◆ TASK PROMPT: Write each line out exactly, leaving none out.

___ EXTRACTED DATA ___

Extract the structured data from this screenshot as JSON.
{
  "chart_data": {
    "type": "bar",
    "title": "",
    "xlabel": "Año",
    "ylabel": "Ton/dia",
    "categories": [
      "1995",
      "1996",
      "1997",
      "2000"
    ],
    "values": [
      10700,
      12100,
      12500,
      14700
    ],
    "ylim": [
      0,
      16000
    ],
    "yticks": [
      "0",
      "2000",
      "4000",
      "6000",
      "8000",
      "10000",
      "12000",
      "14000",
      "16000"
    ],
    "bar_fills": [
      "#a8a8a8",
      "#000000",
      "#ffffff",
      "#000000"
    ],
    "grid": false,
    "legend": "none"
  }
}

___

◆ COMPLETE ANSWER:
Extract the structured data from this screenshot as JSON.
{
  "chart_data": {
    "type": "bar",
    "title": "",
    "xlabel": "Año",
    "ylabel": "Ton/dia",
    "categories": [
      "1995",
      "1996",
      "1997",
      "2000"
    ],
    "values": [
      10700,
      12100,
      12500,
      14700
    ],
    "ylim": [
      0,
      16000
    ],
    "yticks": [
      "0",
      "2000",
      "4000",
      "6000",
      "8000",
      "10000",
      "12000",
      "14000",
      "16000"
    ],
    "bar_fills": [
      "#a8a8a8",
      "#000000",
      "#ffffff",
      "#000000"
    ],
    "grid": false,
    "legend": "none"
  }
}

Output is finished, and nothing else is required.